### [Work to complete]
Go through the entries and say how many lines contain the string "Thomas". The number is the whole answer.

### [Material provided]
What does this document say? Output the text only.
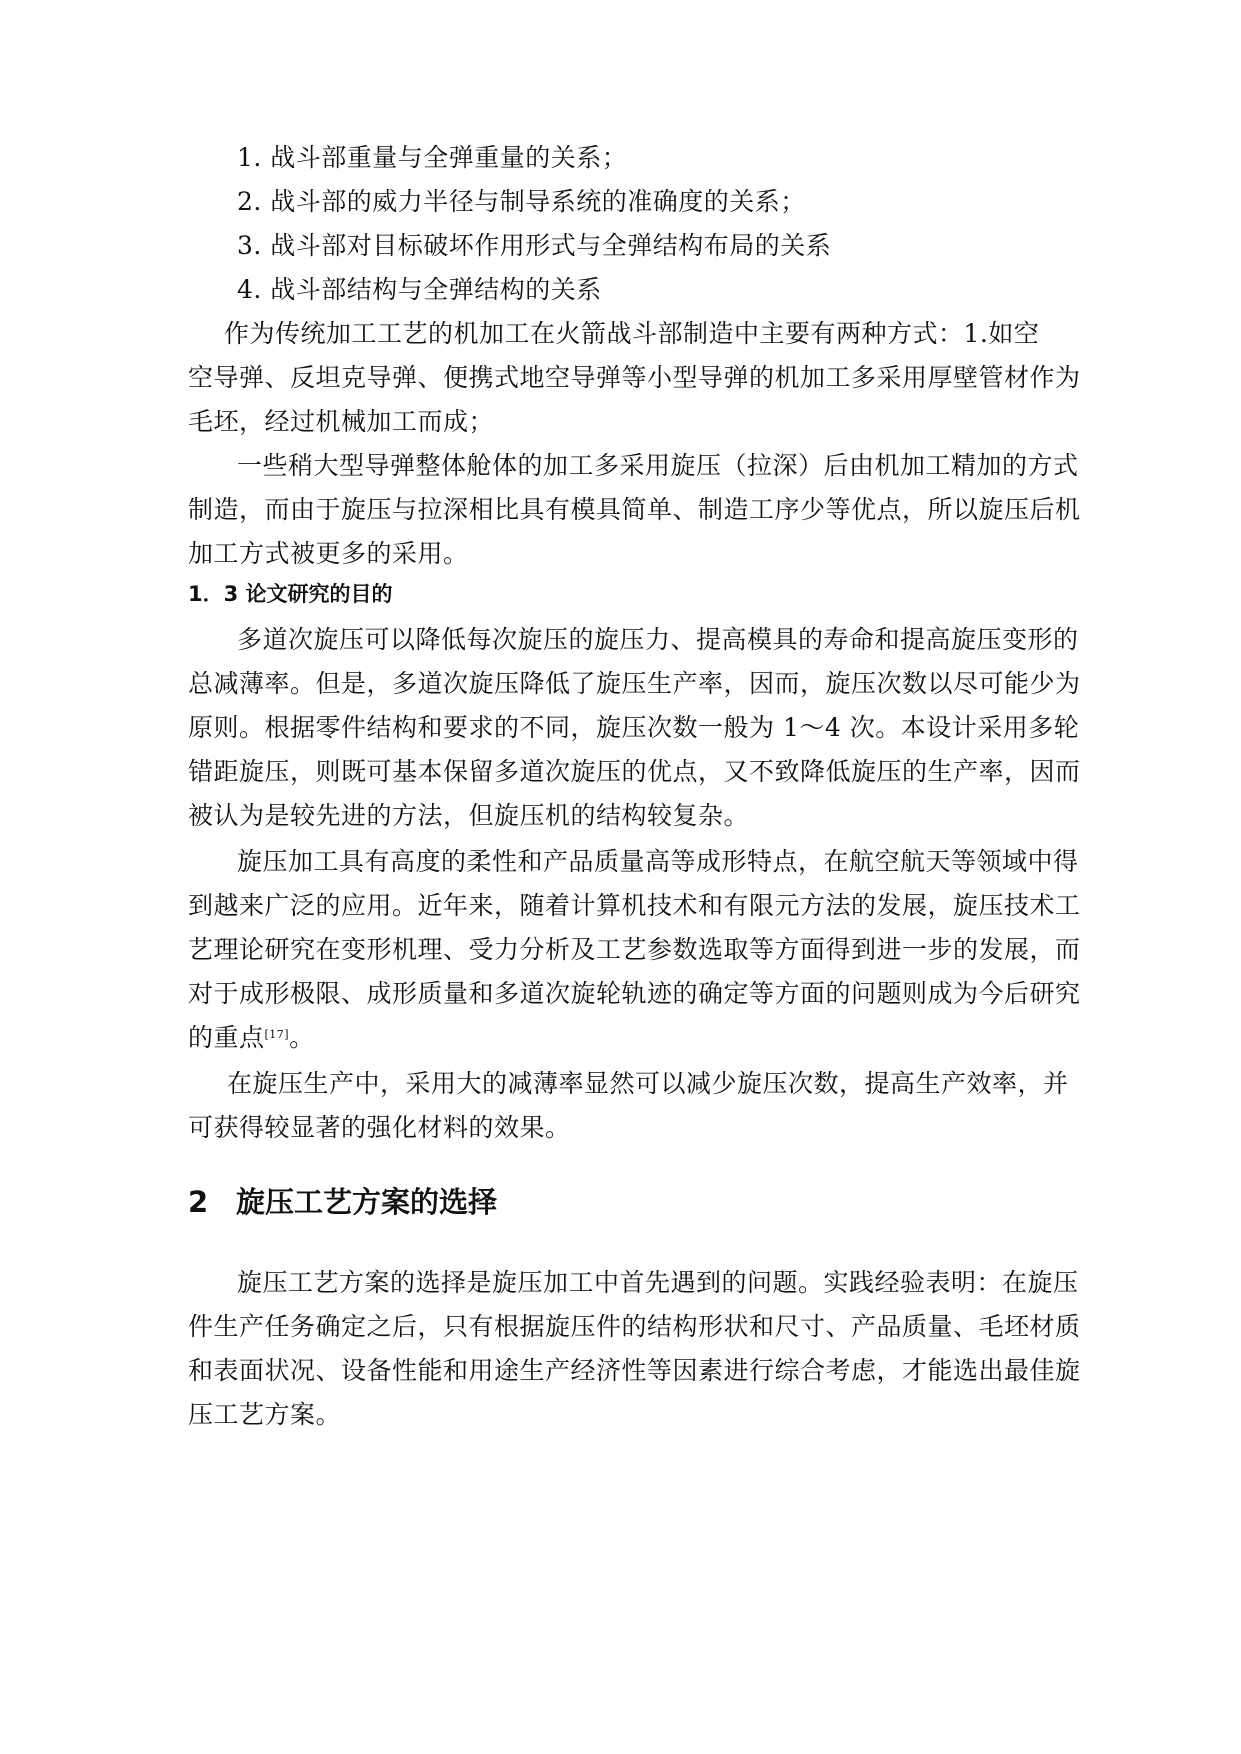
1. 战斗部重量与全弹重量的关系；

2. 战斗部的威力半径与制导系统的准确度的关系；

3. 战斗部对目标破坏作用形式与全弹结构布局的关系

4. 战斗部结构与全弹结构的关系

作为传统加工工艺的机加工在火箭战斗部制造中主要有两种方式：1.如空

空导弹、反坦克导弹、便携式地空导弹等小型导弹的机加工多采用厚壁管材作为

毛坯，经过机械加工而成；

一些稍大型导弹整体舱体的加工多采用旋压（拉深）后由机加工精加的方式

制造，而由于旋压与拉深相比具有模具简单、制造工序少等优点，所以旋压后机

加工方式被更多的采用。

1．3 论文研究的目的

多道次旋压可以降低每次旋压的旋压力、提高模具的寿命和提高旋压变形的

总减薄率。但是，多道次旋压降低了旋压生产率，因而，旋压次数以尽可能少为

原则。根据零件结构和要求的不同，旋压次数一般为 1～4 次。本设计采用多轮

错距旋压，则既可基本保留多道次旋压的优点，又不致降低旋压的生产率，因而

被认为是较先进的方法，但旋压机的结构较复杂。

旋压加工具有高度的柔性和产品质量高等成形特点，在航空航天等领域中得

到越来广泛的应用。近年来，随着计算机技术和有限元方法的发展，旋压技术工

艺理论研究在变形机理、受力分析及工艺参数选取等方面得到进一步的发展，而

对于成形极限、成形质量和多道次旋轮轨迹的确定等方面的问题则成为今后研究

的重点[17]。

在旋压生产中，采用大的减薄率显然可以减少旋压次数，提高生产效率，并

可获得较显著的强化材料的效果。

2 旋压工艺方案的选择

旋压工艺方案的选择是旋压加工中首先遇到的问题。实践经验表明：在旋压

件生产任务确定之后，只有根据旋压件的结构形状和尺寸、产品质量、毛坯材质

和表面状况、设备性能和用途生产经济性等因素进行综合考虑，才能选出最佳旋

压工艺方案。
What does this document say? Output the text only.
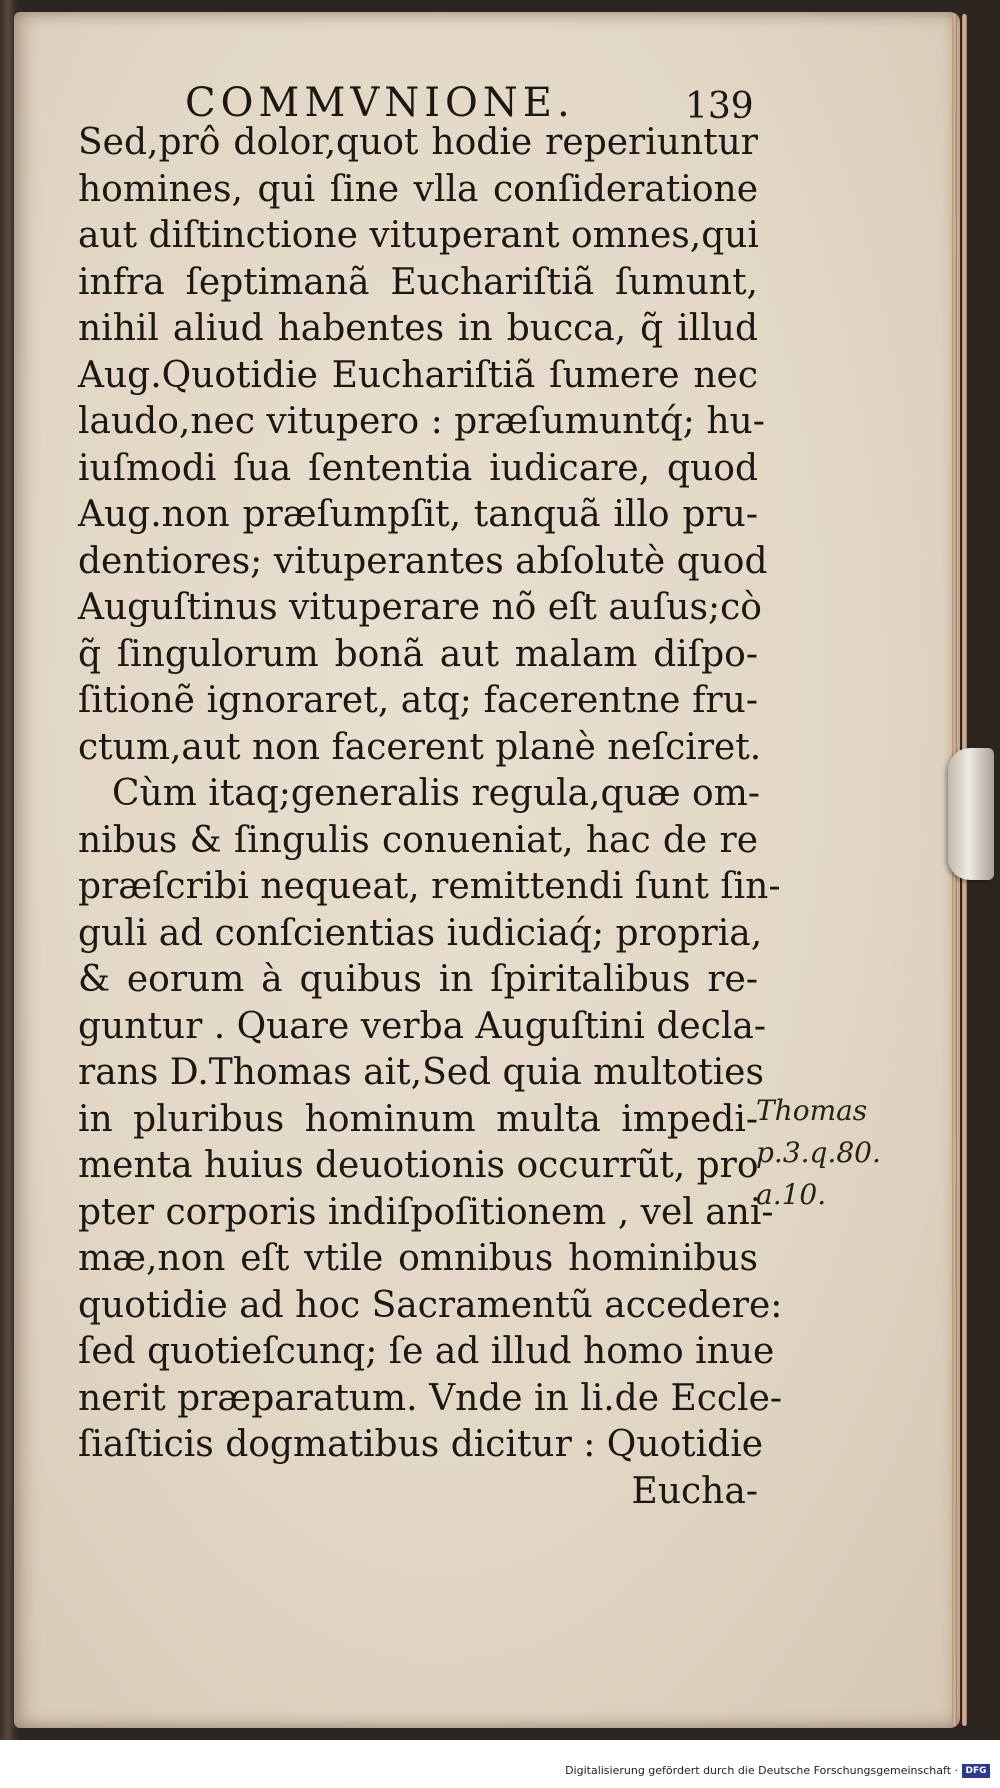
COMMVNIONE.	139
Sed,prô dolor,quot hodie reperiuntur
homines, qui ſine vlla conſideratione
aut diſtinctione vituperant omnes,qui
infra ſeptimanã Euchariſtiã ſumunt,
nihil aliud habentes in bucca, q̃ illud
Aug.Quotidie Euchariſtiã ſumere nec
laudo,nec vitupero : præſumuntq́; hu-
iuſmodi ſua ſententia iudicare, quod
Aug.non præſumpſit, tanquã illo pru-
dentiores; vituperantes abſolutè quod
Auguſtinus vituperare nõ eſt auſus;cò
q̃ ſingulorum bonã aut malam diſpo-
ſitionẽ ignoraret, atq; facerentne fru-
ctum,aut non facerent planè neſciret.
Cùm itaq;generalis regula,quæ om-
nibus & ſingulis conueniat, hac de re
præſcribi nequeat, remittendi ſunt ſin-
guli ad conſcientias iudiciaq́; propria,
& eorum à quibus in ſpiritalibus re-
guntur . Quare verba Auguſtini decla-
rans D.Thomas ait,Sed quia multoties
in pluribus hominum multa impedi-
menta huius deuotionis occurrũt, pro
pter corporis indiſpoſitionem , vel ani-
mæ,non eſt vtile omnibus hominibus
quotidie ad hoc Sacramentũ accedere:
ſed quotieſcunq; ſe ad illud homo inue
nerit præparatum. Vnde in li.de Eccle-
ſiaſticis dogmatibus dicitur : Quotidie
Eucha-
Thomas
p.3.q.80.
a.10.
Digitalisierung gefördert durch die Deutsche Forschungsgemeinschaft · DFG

### [Reply]
2